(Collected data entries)

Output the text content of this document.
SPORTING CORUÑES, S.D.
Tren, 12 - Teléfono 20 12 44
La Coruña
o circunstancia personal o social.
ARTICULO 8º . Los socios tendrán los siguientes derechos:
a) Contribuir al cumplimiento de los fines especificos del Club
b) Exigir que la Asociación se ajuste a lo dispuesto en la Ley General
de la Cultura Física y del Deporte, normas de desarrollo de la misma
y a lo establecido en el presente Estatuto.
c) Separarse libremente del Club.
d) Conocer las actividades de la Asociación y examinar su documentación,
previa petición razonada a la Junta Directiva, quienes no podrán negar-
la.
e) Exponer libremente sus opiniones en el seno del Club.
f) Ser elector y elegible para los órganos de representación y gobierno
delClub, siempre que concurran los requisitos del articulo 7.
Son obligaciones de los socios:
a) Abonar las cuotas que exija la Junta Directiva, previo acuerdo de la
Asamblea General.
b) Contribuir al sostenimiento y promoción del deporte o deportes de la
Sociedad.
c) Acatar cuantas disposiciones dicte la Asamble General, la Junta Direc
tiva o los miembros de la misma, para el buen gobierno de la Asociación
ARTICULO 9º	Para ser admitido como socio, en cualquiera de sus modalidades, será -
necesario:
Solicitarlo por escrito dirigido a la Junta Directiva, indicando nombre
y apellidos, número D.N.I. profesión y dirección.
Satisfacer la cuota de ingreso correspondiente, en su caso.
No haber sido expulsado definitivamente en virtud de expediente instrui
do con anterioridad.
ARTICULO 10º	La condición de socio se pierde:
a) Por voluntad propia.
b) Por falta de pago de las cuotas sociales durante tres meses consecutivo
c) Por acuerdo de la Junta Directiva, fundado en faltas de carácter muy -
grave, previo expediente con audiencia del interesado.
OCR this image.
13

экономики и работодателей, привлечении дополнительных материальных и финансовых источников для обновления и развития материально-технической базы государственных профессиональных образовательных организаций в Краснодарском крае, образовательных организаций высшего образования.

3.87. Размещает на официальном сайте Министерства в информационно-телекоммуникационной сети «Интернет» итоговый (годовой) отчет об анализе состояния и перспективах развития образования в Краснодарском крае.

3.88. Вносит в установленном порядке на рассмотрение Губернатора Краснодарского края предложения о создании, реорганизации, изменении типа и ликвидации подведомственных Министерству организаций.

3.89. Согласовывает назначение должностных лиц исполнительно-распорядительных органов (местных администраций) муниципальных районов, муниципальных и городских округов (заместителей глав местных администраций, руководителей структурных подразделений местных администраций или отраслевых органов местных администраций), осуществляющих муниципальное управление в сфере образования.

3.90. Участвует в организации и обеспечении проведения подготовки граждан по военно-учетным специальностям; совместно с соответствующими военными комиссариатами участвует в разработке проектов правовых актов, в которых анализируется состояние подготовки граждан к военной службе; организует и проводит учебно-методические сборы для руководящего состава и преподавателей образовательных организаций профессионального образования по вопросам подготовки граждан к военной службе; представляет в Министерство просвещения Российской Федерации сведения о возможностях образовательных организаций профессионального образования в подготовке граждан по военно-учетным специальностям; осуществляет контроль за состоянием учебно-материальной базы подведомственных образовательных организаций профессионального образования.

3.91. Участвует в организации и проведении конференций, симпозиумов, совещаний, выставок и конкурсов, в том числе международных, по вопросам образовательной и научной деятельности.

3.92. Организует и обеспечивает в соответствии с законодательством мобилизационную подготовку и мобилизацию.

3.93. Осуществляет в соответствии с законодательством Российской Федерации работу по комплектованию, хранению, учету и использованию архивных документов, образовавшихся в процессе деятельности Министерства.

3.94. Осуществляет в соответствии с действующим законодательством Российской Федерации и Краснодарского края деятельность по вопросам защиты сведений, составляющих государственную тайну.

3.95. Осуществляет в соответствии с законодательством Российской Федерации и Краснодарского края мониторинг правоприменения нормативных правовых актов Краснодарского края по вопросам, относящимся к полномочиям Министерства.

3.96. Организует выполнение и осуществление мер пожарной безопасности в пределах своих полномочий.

The request = Using the listing above, pick out each line that contains the word "Junta", then copy it.

Output for this task =
previa petición razonada a la Junta Directiva, quienes no podrán negar-
a) Abonar las cuotas que exija la Junta Directiva, previo acuerdo de la
c) Acatar cuantas disposiciones dicte la Asamble General, la Junta Direc
Solicitarlo por escrito dirigido a la Junta Directiva, indicando nombre
c) Por acuerdo de la Junta Directiva, fundado en faltas de carácter muy -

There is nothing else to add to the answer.